Physical Plan in Databases Query Processing

Contents

Physical Plan Operators
- Computation Model
- Scan
  - Table Scan
  - Index Scan
One-Pass Algorithms
Example of Binary Operators: Join (in One-Pass Algorithms)
Two-Pass Algorithms
Index-based Algorithms
- Attempt 8: Index join

Physical Plan Operators

Algorithm that implements one of the basic relational operations that are used in query plans
- For example, relational algebra has join operator. How that join is carried out depends on:
  - structure of relations
  - size of relations
  - presence of indexes and hashes
  - …

Computation Model

Need to choose good physical-plan operators
- Estimate the “cost” of each operator
- Key measure of cost is the number of disk accesses (far more costly than the main memory accesses)
Assumption: arguments of operator are on disk, the result is in the main memory

Cost Parameters
- M Main memory available for buffers
- S(R) Size of a tuple of relation R (in blocks)
- B(R) Blocks used to store relation R
- T(R) Number of tuples in relation R (cardinality of R)

EXTRACTED ENTRIES:
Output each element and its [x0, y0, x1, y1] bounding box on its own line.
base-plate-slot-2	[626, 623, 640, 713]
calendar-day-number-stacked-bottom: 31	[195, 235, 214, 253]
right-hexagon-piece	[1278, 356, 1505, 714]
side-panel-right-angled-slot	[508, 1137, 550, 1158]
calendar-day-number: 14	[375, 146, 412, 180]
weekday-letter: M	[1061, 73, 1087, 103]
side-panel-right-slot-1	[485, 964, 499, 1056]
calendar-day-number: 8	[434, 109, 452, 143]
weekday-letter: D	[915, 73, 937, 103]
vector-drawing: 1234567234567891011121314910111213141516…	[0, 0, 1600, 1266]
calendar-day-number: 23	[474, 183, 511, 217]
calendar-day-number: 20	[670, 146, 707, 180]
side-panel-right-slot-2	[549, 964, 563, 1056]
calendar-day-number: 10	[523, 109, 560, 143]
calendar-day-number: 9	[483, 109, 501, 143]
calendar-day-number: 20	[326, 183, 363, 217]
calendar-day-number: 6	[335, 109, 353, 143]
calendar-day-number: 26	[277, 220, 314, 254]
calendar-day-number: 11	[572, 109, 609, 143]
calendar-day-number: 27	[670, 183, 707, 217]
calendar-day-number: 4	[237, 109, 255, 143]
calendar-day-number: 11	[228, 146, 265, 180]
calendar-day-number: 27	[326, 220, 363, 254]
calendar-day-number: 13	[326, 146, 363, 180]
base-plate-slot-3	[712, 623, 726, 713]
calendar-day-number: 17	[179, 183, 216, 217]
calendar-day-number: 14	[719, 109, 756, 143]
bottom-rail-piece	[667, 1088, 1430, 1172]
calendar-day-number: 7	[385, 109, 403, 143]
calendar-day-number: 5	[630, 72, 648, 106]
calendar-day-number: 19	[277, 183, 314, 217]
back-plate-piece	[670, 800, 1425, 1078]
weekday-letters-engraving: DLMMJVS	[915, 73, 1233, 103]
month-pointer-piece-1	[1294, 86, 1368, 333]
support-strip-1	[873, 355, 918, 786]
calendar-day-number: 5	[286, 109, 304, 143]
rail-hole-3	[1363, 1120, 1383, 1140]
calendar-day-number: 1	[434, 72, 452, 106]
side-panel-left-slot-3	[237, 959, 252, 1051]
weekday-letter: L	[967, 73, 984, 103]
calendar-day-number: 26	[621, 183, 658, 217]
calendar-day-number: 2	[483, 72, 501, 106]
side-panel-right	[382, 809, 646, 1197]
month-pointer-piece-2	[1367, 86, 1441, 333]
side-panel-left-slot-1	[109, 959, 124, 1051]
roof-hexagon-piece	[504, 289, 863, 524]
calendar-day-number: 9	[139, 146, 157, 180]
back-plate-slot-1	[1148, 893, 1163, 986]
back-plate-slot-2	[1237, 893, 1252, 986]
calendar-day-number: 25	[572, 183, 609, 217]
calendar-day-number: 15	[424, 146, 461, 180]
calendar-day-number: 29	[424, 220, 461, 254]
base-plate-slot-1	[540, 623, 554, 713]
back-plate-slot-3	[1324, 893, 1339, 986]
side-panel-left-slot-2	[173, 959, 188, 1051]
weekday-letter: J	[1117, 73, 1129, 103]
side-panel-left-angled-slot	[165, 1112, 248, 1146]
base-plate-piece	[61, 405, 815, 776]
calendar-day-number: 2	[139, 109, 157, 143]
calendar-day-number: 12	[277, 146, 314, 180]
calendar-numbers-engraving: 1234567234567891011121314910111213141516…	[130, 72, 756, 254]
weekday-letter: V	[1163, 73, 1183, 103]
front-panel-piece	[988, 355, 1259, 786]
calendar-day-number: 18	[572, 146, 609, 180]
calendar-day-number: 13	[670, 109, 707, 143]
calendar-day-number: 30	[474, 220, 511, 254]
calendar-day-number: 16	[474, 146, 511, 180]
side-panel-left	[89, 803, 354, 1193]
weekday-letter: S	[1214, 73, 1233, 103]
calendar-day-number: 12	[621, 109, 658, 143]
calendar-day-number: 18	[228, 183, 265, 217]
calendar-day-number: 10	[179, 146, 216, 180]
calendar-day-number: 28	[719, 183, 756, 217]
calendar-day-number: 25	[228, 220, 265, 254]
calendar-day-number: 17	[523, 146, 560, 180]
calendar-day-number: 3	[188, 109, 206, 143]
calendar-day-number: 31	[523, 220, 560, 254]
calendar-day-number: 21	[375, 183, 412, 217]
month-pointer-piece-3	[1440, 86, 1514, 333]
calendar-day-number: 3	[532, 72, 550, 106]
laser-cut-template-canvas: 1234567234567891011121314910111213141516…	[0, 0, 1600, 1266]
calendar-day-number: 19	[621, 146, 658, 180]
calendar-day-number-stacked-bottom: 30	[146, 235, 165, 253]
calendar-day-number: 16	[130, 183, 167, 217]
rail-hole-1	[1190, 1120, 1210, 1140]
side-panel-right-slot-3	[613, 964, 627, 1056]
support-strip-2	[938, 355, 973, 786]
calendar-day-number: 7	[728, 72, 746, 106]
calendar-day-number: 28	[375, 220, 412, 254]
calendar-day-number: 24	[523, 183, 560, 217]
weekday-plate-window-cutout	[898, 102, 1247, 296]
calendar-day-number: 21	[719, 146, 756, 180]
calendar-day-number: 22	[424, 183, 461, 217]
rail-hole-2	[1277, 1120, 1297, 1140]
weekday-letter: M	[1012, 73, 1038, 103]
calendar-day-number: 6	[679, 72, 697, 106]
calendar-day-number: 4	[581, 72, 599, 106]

PROBLEM DETAILS:
In the notes on physical query plans, what is the key measure of an operator's cost?

TASK SOLUTION:
The number of disk accesses, which are far more costly than main memory accesses.